== Your objective ==
Repeat the entries below exactly as they appear, with no pictures.

::::::::::

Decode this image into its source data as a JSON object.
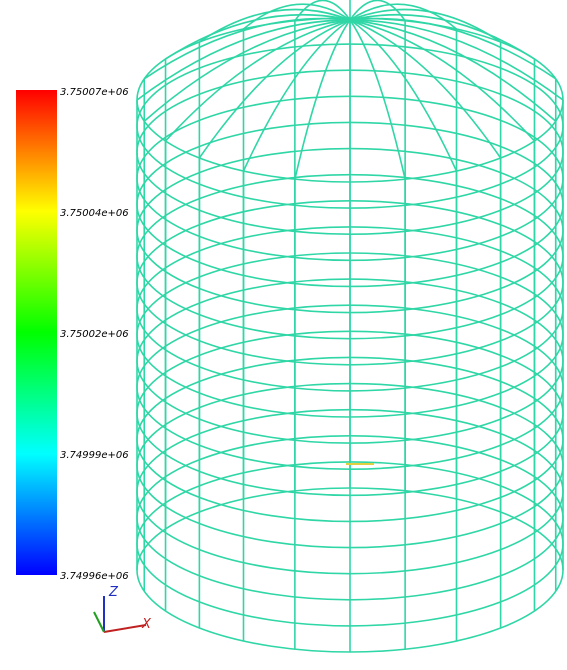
{
  "colorbar": {
    "labels": [
      "3.75007e+06",
      "3.75004e+06",
      "3.75002e+06",
      "3.74999e+06",
      "3.74996e+06"
    ]
  },
  "axes": {
    "z": "Z",
    "x": "X"
  }
}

::::::::::

== Written reply ==
Decode this image into its source data as a JSON object.
{
  "colorbar": {
    "labels": [
      "3.75007e+06",
      "3.75004e+06",
      "3.75002e+06",
      "3.74999e+06",
      "3.74996e+06"
    ]
  },
  "axes": {
    "z": "Z",
    "x": "X"
  }
}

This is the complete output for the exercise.